Items from a data source:
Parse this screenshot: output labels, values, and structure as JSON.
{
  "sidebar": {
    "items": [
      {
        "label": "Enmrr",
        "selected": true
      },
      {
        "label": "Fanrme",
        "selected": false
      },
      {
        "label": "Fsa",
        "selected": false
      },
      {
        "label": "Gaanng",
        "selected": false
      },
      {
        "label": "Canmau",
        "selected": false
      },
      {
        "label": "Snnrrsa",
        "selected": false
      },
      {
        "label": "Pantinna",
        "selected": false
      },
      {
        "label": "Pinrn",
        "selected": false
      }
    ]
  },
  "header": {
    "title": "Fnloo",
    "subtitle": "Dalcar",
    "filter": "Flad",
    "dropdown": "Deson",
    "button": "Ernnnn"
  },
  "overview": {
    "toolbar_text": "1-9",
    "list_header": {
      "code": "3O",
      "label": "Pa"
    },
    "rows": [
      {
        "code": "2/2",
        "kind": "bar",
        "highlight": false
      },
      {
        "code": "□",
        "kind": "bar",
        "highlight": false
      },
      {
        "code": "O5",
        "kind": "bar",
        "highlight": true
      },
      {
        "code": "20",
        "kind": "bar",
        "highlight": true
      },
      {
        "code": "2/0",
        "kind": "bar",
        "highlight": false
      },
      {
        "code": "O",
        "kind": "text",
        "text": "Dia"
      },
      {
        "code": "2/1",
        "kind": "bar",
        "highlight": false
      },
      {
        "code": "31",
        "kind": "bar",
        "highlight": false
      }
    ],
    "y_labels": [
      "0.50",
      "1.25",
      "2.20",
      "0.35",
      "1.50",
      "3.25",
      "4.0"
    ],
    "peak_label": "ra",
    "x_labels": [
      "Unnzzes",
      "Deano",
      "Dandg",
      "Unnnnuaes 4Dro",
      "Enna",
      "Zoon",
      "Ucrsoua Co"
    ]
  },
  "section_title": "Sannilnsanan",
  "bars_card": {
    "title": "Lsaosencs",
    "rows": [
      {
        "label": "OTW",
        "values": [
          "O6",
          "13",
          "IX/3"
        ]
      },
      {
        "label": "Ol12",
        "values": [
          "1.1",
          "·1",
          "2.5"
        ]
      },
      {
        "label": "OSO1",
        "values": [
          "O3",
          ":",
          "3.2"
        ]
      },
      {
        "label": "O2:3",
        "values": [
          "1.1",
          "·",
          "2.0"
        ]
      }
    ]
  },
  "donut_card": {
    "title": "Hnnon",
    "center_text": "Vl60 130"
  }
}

● TASK GOAL
Identify the lines of the entries containing the string "code". Copy each such line.

● WRITTEN RESPONSE
      "code": "3O",
        "code": "2/2",
        "code": "□",
        "code": "O5",
        "code": "20",
        "code": "2/0",
        "code": "O",
        "code": "2/1",
        "code": "31",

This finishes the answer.